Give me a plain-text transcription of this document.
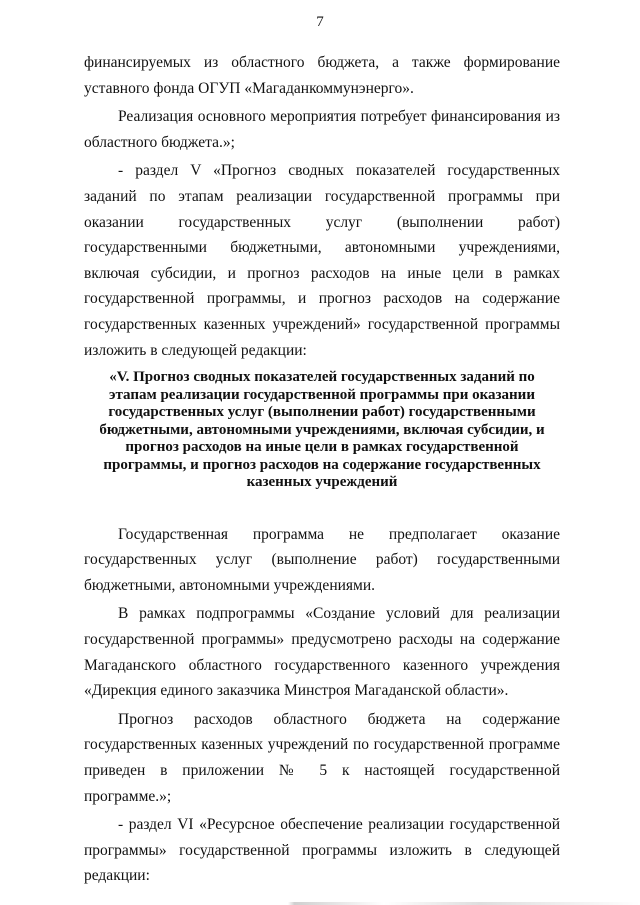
7

финансируемых из областного бюджета, а также формирование уставного фонда ОГУП «Магаданкоммунэнерго».

Реализация основного мероприятия потребует финансирования из областного бюджета.»;

- раздел V «Прогноз сводных показателей государственных заданий по этапам реализации государственной программы при оказании государственных услуг (выполнении работ) государственными бюджетными, автономными учреждениями, включая субсидии, и прогноз расходов на иные цели в рамках государственной программы, и прогноз расходов на содержание государственных казенных учреждений» государственной программы изложить в следующей редакции:

«V. Прогноз сводных показателей государственных заданий по этапам реализации государственной программы при оказании государственных услуг (выполнении работ) государственными бюджетными, автономными учреждениями, включая субсидии, и прогноз расходов на иные цели в рамках государственной программы, и прогноз расходов на содержание государственных казенных учреждений

Государственная программа не предполагает оказание государственных услуг (выполнение работ) государственными бюджетными, автономными учреждениями.

В рамках подпрограммы «Создание условий для реализации государственной программы» предусмотрено расходы на содержание Магаданского областного государственного казенного учреждения «Дирекция единого заказчика Минстроя Магаданской области».

Прогноз расходов областного бюджета на содержание государственных казенных учреждений по государственной программе приведен в приложении № 5 к настоящей государственной программе.»;

- раздел VI «Ресурсное обеспечение реализации государственной программы» государственной программы изложить в следующей редакции:
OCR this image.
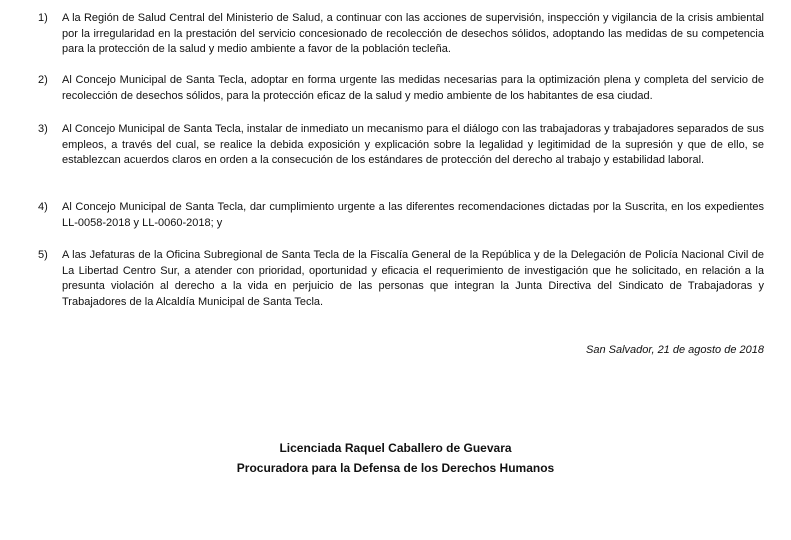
1)	A la Región de Salud Central del Ministerio de Salud, a continuar con las acciones de supervisión, inspección y vigilancia de la crisis ambiental por la irregularidad en la prestación del servicio concesionado de recolección de desechos sólidos, adoptando las medidas de su competencia para la protección de la salud y medio ambiente a favor de la población tecleña.
2)	Al Concejo Municipal de Santa Tecla, adoptar en forma urgente las medidas necesarias para la optimización plena y completa del servicio de recolección de desechos sólidos, para la protección eficaz de la salud y medio ambiente de los habitantes de esa ciudad.
3)	Al Concejo Municipal de Santa Tecla, instalar de inmediato un mecanismo para el diálogo con las trabajadoras y trabajadores separados de sus empleos, a través del cual, se realice la debida exposición y explicación sobre la legalidad y legitimidad de la supresión y que de ello, se establezcan acuerdos claros en orden a la consecución de los estándares de protección del derecho al trabajo y estabilidad laboral.
4)	Al Concejo Municipal de Santa Tecla, dar cumplimiento urgente a las diferentes recomendaciones dictadas por la Suscrita, en los expedientes LL-0058-2018 y LL-0060-2018; y
5)	A las Jefaturas de la Oficina Subregional de Santa Tecla de la Fiscalía General de la República y de la Delegación de Policía Nacional Civil de La Libertad Centro Sur, a atender con prioridad, oportunidad y eficacia el requerimiento de investigación que he solicitado, en relación a la presunta violación al derecho a la vida en perjuicio de las personas que integran la Junta Directiva del Sindicato de Trabajadoras y Trabajadores de la Alcaldía Municipal de Santa Tecla.
San Salvador, 21 de agosto de 2018
Licenciada Raquel Caballero de Guevara
Procuradora para la Defensa de los Derechos Humanos
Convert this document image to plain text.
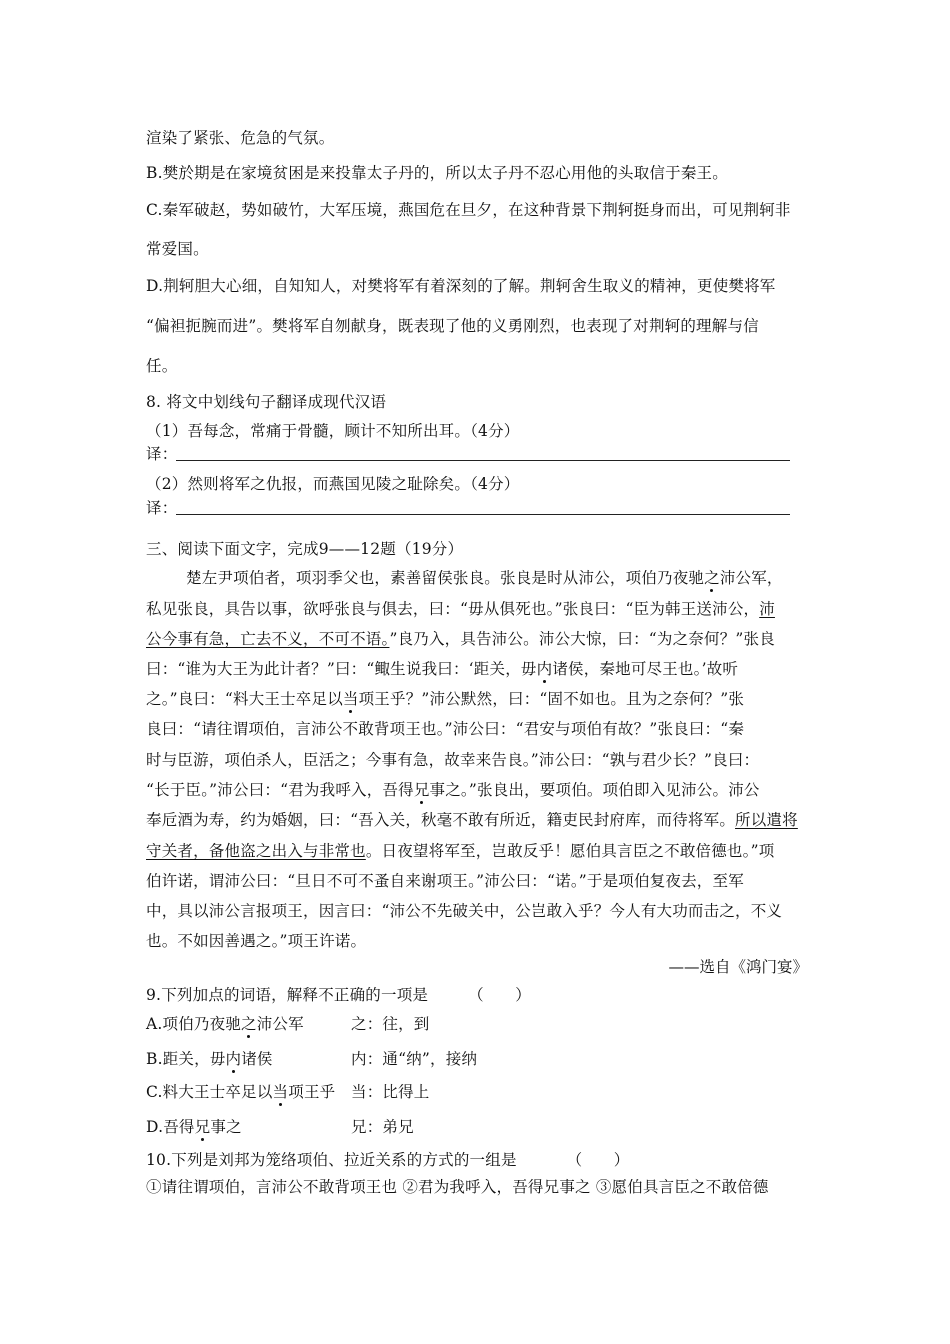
渲染了紧张、危急的气氛。
B.樊於期是在家境贫困是来投靠太子丹的，所以太子丹不忍心用他的头取信于秦王。
C.秦军破赵，势如破竹，大军压境，燕国危在旦夕，在这种背景下荆轲挺身而出，可见荆轲非
常爱国。
D.荆轲胆大心细，自知知人，对樊将军有着深刻的了解。荆轲舍生取义的精神，更使樊将军
“偏袒扼腕而进”。樊将军自刎献身，既表现了他的义勇刚烈，也表现了对荆轲的理解与信
任。
8. 将文中划线句子翻译成现代汉语
（1）吾每念，常痛于骨髓，顾计不知所出耳。（4分）
译：
（2）然则将军之仇报，而燕国见陵之耻除矣。（4分）
译：
三、阅读下面文字，完成9——12题（19分）
楚左尹项伯者，项羽季父也，素善留侯张良。张良是时从沛公，项伯乃夜驰之沛公军，
私见张良，具告以事，欲呼张良与俱去，曰：“毋从俱死也。”张良曰：“臣为韩王送沛公，沛
公今事有急，亡去不义，不可不语。”良乃入，具告沛公。沛公大惊，曰：“为之奈何？”张良
曰：“谁为大王为此计者？”曰：“鲰生说我曰：‘距关，毋内诸侯，秦地可尽王也。’故听
之。”良曰：“料大王士卒足以当项王乎？”沛公默然，曰：“固不如也。且为之奈何？”张
良曰：“请往谓项伯，言沛公不敢背项王也。”沛公曰：“君安与项伯有故？”张良曰：“秦
时与臣游，项伯杀人，臣活之；今事有急，故幸来告良。”沛公曰：“孰与君少长？”良曰：
“长于臣。”沛公曰：“君为我呼入，吾得兄事之。”张良出，要项伯。项伯即入见沛公。沛公
奉卮酒为寿，约为婚姻，曰：“吾入关，秋毫不敢有所近，籍吏民封府库，而待将军。所以遣将
守关者，备他盗之出入与非常也。日夜望将军至，岂敢反乎！愿伯具言臣之不敢倍德也。”项
伯许诺，谓沛公曰：“旦日不可不蚤自来谢项王。”沛公曰：“诺。”于是项伯复夜去，至军
中，具以沛公言报项王，因言曰：“沛公不先破关中，公岂敢入乎？今人有大功而击之，不义
也。不如因善遇之。”项王许诺。
——选自《鸿门宴》
9.下列加点的词语，解释不正确的一项是	（　　）
A.项伯乃夜驰之沛公军	之：往，到
B.距关，毋内诸侯	内：通“纳”，接纳
C.料大王士卒足以当项王乎 当：比得上
D.吾得兄事之	兄：弟兄
10.下列是刘邦为笼络项伯、拉近关系的方式的一组是	（　　）
①请往谓项伯，言沛公不敢背项王也 ②君为我呼入，吾得兄事之 ③愿伯具言臣之不敢倍德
************
* _Set task_
Determine the number of lines containing "содержание". Write only that number.

* _Result of this task_
4